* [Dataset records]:

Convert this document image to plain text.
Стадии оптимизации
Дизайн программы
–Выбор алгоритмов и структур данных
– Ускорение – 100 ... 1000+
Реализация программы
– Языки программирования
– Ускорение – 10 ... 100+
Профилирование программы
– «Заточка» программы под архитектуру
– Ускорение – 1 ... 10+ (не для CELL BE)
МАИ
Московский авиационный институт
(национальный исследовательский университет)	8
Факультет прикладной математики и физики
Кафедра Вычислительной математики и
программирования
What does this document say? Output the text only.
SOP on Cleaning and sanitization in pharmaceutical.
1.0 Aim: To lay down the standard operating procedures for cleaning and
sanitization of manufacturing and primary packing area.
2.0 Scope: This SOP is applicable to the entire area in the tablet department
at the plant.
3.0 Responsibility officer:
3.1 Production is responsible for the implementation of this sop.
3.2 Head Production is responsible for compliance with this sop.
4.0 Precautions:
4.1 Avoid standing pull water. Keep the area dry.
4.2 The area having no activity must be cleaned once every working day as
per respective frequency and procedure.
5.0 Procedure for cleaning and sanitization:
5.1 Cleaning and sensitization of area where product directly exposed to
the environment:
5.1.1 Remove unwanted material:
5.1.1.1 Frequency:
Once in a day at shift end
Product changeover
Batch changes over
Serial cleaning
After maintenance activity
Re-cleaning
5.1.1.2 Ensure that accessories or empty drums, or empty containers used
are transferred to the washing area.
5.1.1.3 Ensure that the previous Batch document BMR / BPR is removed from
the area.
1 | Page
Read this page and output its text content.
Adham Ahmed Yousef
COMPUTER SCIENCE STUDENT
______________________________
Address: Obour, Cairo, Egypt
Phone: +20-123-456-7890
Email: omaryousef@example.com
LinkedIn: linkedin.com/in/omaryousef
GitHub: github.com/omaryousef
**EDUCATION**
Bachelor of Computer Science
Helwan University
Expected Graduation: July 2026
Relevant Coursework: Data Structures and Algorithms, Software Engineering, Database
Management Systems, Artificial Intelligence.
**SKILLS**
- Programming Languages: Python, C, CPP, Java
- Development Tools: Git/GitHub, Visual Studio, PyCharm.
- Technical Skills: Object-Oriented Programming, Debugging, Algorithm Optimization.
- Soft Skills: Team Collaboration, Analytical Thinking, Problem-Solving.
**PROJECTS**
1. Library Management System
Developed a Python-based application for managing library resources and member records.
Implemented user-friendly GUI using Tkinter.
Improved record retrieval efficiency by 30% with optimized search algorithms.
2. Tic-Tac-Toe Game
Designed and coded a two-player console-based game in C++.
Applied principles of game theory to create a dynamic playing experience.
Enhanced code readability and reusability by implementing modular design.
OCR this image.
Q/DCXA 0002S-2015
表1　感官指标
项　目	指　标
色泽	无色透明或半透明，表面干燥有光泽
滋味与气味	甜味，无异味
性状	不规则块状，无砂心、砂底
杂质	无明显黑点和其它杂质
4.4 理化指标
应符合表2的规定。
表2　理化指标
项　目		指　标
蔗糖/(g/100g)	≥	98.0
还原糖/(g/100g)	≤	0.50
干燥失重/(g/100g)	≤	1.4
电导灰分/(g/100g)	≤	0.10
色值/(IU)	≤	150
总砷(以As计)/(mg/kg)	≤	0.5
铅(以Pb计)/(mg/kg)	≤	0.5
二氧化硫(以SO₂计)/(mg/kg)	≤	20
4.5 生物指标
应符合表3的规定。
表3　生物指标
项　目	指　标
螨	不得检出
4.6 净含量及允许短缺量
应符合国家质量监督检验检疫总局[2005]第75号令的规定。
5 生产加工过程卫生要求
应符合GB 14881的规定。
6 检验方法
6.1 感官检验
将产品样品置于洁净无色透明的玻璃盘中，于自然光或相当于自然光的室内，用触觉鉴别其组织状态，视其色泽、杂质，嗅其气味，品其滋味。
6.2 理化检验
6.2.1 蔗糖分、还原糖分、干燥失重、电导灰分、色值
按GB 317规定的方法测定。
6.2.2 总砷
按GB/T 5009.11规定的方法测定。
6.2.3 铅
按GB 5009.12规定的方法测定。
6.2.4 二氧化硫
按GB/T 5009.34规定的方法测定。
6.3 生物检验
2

* [Task statement]:
Answer with a single number: the count of lines holding the word "text".

* [Task result]:
3